# WRITTEN PROBLEM:
Your task is to write out the complete listing exactly as it is shown.

# Records from a collection:
☆ ☆ ☆

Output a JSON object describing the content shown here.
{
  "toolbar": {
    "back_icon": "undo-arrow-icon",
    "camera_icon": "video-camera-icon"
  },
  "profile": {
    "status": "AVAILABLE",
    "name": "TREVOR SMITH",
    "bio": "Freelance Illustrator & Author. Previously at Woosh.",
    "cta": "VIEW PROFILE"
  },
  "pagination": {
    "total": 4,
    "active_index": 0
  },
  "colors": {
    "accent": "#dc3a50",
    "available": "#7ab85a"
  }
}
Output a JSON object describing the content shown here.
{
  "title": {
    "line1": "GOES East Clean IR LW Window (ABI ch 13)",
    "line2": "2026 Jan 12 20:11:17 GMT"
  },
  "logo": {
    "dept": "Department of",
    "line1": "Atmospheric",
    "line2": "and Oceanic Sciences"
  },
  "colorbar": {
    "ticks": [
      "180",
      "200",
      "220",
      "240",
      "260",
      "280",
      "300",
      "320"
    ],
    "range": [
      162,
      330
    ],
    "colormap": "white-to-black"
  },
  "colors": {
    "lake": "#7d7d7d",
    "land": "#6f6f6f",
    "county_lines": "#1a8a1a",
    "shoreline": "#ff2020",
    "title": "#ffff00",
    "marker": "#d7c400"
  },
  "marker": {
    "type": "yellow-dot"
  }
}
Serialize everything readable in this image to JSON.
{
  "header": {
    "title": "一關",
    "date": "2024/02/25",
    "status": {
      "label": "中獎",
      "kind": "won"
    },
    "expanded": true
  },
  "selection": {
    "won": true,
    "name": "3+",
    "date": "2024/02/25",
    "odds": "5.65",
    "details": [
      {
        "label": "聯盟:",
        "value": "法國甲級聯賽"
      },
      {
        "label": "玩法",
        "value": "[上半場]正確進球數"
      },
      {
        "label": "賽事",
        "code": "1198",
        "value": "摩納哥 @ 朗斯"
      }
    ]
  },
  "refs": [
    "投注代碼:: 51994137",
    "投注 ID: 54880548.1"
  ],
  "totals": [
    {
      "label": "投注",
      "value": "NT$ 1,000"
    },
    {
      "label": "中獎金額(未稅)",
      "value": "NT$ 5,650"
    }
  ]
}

☆ ☆ ☆

# EXERCISE ANSWER:
Output a JSON object describing the content shown here.
{
  "toolbar": {
    "back_icon": "undo-arrow-icon",
    "camera_icon": "video-camera-icon"
  },
  "profile": {
    "status": "AVAILABLE",
    "name": "TREVOR SMITH",
    "bio": "Freelance Illustrator & Author. Previously at Woosh.",
    "cta": "VIEW PROFILE"
  },
  "pagination": {
    "total": 4,
    "active_index": 0
  },
  "colors": {
    "accent": "#dc3a50",
    "available": "#7ab85a"
  }
}
Output a JSON object describing the content shown here.
{
  "title": {
    "line1": "GOES East Clean IR LW Window (ABI ch 13)",
    "line2": "2026 Jan 12 20:11:17 GMT"
  },
  "logo": {
    "dept": "Department of",
    "line1": "Atmospheric",
    "line2": "and Oceanic Sciences"
  },
  "colorbar": {
    "ticks": [
      "180",
      "200",
      "220",
      "240",
      "260",
      "280",
      "300",
      "320"
    ],
    "range": [
      162,
      330
    ],
    "colormap": "white-to-black"
  },
  "colors": {
    "lake": "#7d7d7d",
    "land": "#6f6f6f",
    "county_lines": "#1a8a1a",
    "shoreline": "#ff2020",
    "title": "#ffff00",
    "marker": "#d7c400"
  },
  "marker": {
    "type": "yellow-dot"
  }
}
Serialize everything readable in this image to JSON.
{
  "header": {
    "title": "一關",
    "date": "2024/02/25",
    "status": {
      "label": "中獎",
      "kind": "won"
    },
    "expanded": true
  },
  "selection": {
    "won": true,
    "name": "3+",
    "date": "2024/02/25",
    "odds": "5.65",
    "details": [
      {
        "label": "聯盟:",
        "value": "法國甲級聯賽"
      },
      {
        "label": "玩法",
        "value": "[上半場]正確進球數"
      },
      {
        "label": "賽事",
        "code": "1198",
        "value": "摩納哥 @ 朗斯"
      }
    ]
  },
  "refs": [
    "投注代碼:: 51994137",
    "投注 ID: 54880548.1"
  ],
  "totals": [
    {
      "label": "投注",
      "value": "NT$ 1,000"
    },
    {
      "label": "中獎金額(未稅)",
      "value": "NT$ 5,650"
    }
  ]
}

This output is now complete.